Stored items:
○ ○ ○ ○
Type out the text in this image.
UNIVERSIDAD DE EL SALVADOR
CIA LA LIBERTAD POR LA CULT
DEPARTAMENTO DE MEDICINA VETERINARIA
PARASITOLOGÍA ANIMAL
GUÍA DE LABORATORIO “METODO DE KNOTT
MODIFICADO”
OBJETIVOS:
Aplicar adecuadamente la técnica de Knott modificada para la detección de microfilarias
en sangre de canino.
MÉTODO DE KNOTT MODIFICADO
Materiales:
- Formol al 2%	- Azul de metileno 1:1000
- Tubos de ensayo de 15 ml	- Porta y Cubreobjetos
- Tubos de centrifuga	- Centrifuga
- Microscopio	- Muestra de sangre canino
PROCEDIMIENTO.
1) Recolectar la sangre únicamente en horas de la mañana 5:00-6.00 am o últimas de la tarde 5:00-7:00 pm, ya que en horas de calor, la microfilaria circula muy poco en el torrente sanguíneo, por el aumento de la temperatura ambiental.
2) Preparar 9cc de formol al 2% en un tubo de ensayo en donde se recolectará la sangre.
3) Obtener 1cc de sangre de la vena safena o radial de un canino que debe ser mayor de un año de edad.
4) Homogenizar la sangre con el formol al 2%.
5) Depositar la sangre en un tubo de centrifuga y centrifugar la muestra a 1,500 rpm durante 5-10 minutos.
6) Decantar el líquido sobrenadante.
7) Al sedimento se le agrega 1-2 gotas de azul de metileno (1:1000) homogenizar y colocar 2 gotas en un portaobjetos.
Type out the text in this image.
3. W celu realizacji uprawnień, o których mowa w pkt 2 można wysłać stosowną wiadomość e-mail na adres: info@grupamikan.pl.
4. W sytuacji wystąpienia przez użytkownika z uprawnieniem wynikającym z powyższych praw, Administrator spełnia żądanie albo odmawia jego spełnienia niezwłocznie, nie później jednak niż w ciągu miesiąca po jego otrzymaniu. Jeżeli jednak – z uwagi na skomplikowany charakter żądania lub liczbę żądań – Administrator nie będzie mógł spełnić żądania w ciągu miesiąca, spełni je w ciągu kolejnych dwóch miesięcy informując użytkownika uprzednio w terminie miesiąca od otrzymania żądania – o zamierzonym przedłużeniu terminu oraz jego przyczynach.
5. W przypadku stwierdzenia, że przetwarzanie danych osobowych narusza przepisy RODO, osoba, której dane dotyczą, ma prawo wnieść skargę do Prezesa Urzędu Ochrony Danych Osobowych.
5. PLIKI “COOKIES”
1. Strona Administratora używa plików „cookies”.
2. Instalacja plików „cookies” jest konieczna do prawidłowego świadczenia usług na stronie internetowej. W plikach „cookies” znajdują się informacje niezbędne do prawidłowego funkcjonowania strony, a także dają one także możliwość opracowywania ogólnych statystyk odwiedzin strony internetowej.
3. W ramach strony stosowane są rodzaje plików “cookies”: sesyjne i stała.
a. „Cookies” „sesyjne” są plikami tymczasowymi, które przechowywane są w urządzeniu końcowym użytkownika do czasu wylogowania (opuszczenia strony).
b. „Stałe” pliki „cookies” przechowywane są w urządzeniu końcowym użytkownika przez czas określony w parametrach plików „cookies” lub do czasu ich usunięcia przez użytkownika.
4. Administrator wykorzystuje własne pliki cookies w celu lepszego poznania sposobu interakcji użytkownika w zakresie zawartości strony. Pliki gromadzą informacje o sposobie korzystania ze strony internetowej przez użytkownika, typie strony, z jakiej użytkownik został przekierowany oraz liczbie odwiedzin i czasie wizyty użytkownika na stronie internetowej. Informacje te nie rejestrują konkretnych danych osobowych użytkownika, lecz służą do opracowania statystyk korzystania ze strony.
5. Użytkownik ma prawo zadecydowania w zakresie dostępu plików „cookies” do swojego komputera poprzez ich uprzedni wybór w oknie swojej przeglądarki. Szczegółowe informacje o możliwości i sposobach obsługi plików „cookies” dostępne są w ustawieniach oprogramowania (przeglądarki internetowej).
○ ○ ○ ○
● EXERCISE REQUIREMENTS
Take every line that includes the string "przechowywane" and copy it.

● EXPECTED ANSWER
a. „Cookies” „sesyjne” są plikami tymczasowymi, które przechowywane są w urządzeniu końcowym użytkownika do czasu wylogowania (opuszczenia strony).
b. „Stałe” pliki „cookies” przechowywane są w urządzeniu końcowym użytkownika przez czas określony w parametrach plików „cookies” lub do czasu ich usunięcia przez użytkownika.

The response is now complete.